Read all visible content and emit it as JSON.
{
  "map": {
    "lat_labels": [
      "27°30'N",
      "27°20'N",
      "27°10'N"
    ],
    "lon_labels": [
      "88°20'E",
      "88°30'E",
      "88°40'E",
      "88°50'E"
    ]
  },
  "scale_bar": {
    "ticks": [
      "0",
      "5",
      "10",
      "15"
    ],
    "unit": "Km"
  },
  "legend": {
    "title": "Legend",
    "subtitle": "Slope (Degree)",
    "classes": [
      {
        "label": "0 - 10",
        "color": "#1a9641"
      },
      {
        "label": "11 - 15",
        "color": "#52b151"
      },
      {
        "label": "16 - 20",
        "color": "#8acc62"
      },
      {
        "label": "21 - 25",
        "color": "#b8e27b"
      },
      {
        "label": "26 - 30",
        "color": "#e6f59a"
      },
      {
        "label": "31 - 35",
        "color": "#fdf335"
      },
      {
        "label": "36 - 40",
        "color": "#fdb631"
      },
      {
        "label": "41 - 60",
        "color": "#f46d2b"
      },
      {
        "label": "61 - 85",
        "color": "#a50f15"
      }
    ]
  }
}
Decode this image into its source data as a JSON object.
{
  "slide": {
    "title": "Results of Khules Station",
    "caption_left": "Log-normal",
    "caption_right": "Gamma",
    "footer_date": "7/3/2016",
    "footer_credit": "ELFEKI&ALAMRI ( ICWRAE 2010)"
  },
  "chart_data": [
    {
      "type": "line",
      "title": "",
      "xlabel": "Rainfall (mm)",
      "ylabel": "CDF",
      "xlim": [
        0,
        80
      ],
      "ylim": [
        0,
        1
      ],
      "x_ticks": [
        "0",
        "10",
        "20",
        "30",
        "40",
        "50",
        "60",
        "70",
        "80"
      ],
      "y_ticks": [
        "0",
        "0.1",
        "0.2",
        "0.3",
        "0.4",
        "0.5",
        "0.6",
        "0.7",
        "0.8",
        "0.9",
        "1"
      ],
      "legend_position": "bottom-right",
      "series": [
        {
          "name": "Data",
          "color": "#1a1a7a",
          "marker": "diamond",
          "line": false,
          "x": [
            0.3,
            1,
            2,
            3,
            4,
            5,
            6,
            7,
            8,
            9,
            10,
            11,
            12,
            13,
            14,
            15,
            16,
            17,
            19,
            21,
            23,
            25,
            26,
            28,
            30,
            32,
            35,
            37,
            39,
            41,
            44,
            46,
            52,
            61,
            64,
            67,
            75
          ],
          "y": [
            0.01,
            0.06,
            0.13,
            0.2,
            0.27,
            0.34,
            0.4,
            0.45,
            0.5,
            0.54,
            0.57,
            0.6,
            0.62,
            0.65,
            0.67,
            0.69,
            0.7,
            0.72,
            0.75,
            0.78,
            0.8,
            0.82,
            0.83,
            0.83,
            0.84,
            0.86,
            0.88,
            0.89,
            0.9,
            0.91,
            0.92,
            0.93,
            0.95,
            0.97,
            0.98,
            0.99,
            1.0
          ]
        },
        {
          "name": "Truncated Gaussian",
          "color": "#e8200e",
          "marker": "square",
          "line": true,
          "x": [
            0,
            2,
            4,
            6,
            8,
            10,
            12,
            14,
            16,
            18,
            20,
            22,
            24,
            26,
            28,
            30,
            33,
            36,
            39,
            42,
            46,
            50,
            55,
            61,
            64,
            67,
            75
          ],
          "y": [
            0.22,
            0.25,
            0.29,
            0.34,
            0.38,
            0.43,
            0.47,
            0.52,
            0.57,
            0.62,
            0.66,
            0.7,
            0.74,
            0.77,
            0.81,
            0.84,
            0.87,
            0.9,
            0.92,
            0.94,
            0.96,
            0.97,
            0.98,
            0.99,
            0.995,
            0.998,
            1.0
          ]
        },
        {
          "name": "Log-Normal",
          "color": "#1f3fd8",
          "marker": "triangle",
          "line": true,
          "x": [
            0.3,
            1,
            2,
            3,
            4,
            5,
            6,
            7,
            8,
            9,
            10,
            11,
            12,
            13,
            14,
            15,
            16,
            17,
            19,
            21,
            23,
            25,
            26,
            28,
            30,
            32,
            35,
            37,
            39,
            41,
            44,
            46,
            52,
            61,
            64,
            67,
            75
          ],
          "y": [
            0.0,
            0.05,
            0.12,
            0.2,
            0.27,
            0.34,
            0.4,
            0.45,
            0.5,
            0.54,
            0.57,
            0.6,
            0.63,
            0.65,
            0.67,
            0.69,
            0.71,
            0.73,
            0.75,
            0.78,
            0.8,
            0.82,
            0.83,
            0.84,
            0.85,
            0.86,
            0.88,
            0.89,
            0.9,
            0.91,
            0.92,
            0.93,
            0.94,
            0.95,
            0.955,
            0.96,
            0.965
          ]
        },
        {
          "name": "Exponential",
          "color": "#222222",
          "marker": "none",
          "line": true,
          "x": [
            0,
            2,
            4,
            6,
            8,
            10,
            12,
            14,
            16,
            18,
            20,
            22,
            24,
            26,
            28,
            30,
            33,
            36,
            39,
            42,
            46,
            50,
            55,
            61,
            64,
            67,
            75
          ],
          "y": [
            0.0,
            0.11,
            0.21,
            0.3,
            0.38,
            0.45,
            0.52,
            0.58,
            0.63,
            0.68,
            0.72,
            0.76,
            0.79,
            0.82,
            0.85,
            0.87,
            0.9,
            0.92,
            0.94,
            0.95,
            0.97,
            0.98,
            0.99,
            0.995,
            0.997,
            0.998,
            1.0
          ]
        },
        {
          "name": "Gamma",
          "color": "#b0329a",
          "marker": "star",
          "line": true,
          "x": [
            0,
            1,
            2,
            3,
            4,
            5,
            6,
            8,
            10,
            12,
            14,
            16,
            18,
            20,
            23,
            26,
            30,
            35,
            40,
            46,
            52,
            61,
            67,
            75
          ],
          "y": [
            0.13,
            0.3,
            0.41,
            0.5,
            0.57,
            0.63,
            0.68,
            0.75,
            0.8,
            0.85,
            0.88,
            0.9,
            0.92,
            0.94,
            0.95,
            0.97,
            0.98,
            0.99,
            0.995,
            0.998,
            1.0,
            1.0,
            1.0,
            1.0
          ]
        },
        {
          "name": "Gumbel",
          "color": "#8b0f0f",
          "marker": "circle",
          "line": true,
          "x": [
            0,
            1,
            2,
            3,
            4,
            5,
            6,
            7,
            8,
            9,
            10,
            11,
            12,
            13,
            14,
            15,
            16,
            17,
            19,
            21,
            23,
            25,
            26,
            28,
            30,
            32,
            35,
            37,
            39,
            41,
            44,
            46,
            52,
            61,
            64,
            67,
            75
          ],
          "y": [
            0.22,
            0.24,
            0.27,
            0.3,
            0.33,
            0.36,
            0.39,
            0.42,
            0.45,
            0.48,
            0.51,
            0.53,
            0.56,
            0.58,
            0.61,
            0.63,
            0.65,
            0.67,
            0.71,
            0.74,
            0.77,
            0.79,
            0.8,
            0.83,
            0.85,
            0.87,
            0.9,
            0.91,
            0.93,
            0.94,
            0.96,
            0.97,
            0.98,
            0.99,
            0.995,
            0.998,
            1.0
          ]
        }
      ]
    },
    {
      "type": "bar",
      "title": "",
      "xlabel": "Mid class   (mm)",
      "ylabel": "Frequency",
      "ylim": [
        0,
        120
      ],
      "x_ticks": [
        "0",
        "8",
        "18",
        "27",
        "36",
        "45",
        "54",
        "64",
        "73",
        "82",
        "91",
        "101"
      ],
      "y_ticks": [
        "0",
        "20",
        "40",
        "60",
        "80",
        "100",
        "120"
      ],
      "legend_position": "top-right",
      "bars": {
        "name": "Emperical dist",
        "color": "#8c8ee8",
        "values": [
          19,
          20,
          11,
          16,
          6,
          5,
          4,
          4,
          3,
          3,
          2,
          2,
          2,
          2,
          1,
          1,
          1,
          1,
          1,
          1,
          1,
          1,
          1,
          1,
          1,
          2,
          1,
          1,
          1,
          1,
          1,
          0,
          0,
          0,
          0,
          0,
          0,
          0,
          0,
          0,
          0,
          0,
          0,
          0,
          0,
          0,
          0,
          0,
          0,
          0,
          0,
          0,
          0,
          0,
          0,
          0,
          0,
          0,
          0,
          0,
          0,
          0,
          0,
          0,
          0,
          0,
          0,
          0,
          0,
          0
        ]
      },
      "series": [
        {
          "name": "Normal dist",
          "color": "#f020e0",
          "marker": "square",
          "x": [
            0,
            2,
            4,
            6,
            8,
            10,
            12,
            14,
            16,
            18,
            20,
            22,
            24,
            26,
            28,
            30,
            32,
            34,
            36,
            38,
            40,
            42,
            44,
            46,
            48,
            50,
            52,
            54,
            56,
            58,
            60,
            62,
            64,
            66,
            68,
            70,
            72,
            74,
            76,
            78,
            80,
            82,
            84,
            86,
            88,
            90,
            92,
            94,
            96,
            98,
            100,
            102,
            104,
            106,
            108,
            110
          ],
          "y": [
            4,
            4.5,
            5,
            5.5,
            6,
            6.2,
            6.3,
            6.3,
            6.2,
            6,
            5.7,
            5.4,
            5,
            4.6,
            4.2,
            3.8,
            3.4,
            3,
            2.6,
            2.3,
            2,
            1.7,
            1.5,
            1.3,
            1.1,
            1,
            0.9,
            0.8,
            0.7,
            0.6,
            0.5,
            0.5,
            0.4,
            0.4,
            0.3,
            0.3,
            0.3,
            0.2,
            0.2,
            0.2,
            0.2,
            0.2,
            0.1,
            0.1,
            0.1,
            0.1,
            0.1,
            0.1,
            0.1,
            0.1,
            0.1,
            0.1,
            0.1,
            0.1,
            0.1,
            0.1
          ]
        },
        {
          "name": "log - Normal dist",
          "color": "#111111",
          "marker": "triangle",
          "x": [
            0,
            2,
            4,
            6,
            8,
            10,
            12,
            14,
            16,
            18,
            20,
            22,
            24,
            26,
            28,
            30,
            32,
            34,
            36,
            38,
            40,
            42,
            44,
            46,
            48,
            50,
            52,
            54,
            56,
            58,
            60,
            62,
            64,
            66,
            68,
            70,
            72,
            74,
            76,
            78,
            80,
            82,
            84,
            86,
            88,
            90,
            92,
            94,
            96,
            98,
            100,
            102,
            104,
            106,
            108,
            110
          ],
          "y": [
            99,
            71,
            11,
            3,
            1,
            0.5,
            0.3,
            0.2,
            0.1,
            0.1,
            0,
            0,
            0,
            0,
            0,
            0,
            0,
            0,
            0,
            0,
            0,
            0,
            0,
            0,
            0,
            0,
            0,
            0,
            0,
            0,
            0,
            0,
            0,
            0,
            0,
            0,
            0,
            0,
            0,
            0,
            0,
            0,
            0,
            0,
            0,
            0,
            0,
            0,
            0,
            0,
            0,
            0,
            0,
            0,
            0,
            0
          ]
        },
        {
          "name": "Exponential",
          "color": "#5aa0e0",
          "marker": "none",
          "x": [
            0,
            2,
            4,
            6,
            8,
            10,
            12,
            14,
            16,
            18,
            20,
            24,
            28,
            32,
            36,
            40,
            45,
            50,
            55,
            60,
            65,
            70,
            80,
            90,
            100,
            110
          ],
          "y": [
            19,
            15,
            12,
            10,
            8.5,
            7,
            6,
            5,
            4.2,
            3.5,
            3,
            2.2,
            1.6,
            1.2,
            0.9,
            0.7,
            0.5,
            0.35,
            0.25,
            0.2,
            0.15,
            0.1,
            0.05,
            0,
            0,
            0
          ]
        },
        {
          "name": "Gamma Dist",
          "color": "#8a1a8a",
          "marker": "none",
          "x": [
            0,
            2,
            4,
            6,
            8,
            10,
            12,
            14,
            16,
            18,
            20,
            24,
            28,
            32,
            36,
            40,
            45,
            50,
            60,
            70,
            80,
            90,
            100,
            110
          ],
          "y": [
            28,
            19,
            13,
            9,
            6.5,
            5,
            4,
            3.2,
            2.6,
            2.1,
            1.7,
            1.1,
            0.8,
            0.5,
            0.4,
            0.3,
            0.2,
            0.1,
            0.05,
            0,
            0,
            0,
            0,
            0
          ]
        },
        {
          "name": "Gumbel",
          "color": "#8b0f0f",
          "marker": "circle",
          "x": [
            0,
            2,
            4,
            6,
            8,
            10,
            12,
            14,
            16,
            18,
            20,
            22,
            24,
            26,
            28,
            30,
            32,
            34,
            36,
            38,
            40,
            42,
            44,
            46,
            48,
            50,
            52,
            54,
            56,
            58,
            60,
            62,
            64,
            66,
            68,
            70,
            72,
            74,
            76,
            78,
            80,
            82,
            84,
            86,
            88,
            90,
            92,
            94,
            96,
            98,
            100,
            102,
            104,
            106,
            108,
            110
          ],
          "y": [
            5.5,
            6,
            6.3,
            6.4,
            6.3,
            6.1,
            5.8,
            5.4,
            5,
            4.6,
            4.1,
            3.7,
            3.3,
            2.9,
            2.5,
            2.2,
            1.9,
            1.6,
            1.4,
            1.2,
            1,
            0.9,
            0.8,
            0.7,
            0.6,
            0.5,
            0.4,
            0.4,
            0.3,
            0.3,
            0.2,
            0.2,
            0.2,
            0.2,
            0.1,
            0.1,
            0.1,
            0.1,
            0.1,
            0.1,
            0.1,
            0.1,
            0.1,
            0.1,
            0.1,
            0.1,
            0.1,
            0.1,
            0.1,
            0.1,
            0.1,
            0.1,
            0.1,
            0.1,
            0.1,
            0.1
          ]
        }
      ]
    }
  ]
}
------------------------------------
> [Goal]: Look for the word "name" and return every line where it occurs.

> [Result of this task]:
          "name": "Data",
          "name": "Truncated Gaussian",
          "name": "Log-Normal",
          "name": "Exponential",
          "name": "Gamma",
          "name": "Gumbel",
        "name": "Emperical dist",
          "name": "Normal dist",
          "name": "log - Normal dist",
          "name": "Exponential",
          "name": "Gamma Dist",
          "name": "Gumbel",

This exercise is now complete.